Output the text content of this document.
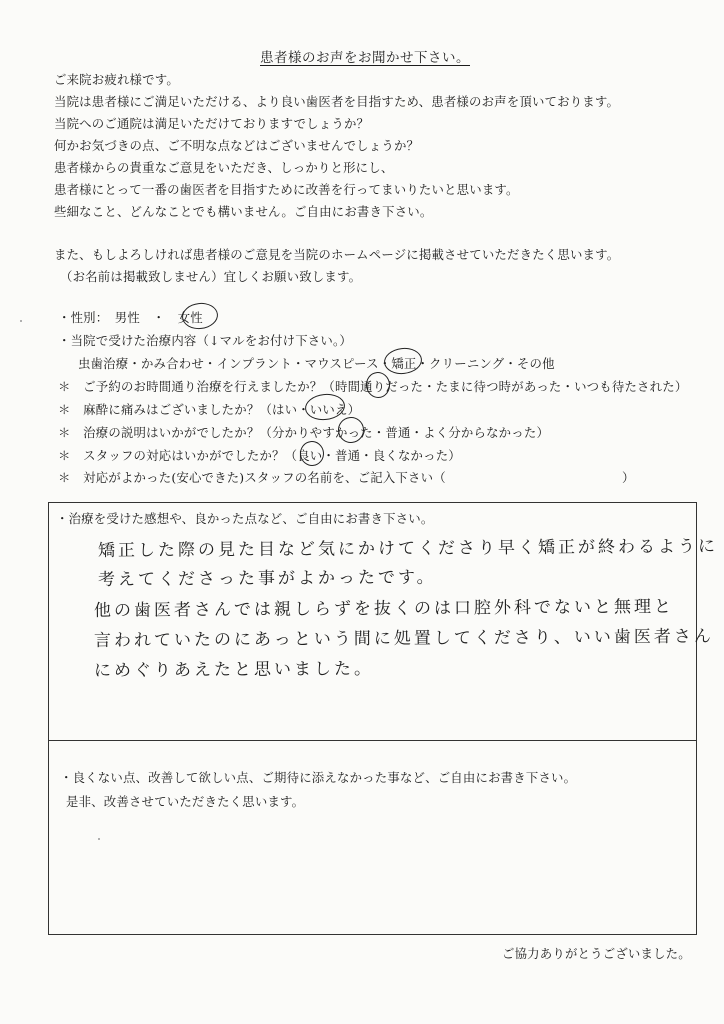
患者様のお声をお聞かせ下さい。
ご来院お疲れ様です。
当院は患者様にご満足いただける、より良い歯医者を目指すため、患者様のお声を頂いております。
当院へのご通院は満足いただけておりますでしょうか？
何かお気づきの点、ご不明な点などはございませんでしょうか？
患者様からの貴重なご意見をいただき、しっかりと形にし、
患者様にとって一番の歯医者を目指すために改善を行ってまいりたいと思います。
些細なこと、どんなことでも構いません。ご自由にお書き下さい。
また、もしよろしければ患者様のご意見を当院のホームページに掲載させていただきたく思います。
（お名前は掲載致しません）宜しくお願い致します。
・性別：　男性　・　女性
・当院で受けた治療内容（↓マルをお付け下さい。）
虫歯治療・かみ合わせ・インプラント・マウスピース・矯正・クリーニング・その他
＊　ご予約のお時間通り治療を行えましたか？（時間通りだった・たまに待つ時があった・いつも待たされた）
＊　麻酔に痛みはございましたか？（はい・いいえ）
＊　治療の説明はいかがでしたか？（分かりやすかった・普通・よく分からなかった）
＊　スタッフの対応はいかがでしたか？（良い・普通・良くなかった）
＊　対応がよかった(安心できた)スタッフの名前を、ご記入下さい（　　　　　　　　　　　　　　）
・治療を受けた感想や、良かった点など、ご自由にお書き下さい。
矯正した際の見た目など気にかけてくださり早く矯正が終わるように
考えてくださった事がよかったです。
他の歯医者さんでは親しらずを抜くのは口腔外科でないと無理と
言われていたのにあっという間に処置してくださり、いい歯医者さん
にめぐりあえたと思いました。
・良くない点、改善して欲しい点、ご期待に添えなかった事など、ご自由にお書き下さい。
是非、改善させていただきたく思います。
ご協力ありがとうございました。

.....

*Short task*: Reproduce each entry precisely, dropping only the pictures.

*Response*:
Output the text content of this document.
患者様のお声をお聞かせ下さい。
ご来院お疲れ様です。
当院は患者様にご満足いただける、より良い歯医者を目指すため、患者様のお声を頂いております。
当院へのご通院は満足いただけておりますでしょうか？
何かお気づきの点、ご不明な点などはございませんでしょうか？
患者様からの貴重なご意見をいただき、しっかりと形にし、
患者様にとって一番の歯医者を目指すために改善を行ってまいりたいと思います。
些細なこと、どんなことでも構いません。ご自由にお書き下さい。
また、もしよろしければ患者様のご意見を当院のホームページに掲載させていただきたく思います。
（お名前は掲載致しません）宜しくお願い致します。
・性別：　男性　・　女性
・当院で受けた治療内容（↓マルをお付け下さい。）
虫歯治療・かみ合わせ・インプラント・マウスピース・矯正・クリーニング・その他
＊　ご予約のお時間通り治療を行えましたか？（時間通りだった・たまに待つ時があった・いつも待たされた）
＊　麻酔に痛みはございましたか？（はい・いいえ）
＊　治療の説明はいかがでしたか？（分かりやすかった・普通・よく分からなかった）
＊　スタッフの対応はいかがでしたか？（良い・普通・良くなかった）
＊　対応がよかった(安心できた)スタッフの名前を、ご記入下さい（　　　　　　　　　　　　　　）
・治療を受けた感想や、良かった点など、ご自由にお書き下さい。
矯正した際の見た目など気にかけてくださり早く矯正が終わるように
考えてくださった事がよかったです。
他の歯医者さんでは親しらずを抜くのは口腔外科でないと無理と
言われていたのにあっという間に処置してくださり、いい歯医者さん
にめぐりあえたと思いました。
・良くない点、改善して欲しい点、ご期待に添えなかった事など、ご自由にお書き下さい。
是非、改善させていただきたく思います。
ご協力ありがとうございました。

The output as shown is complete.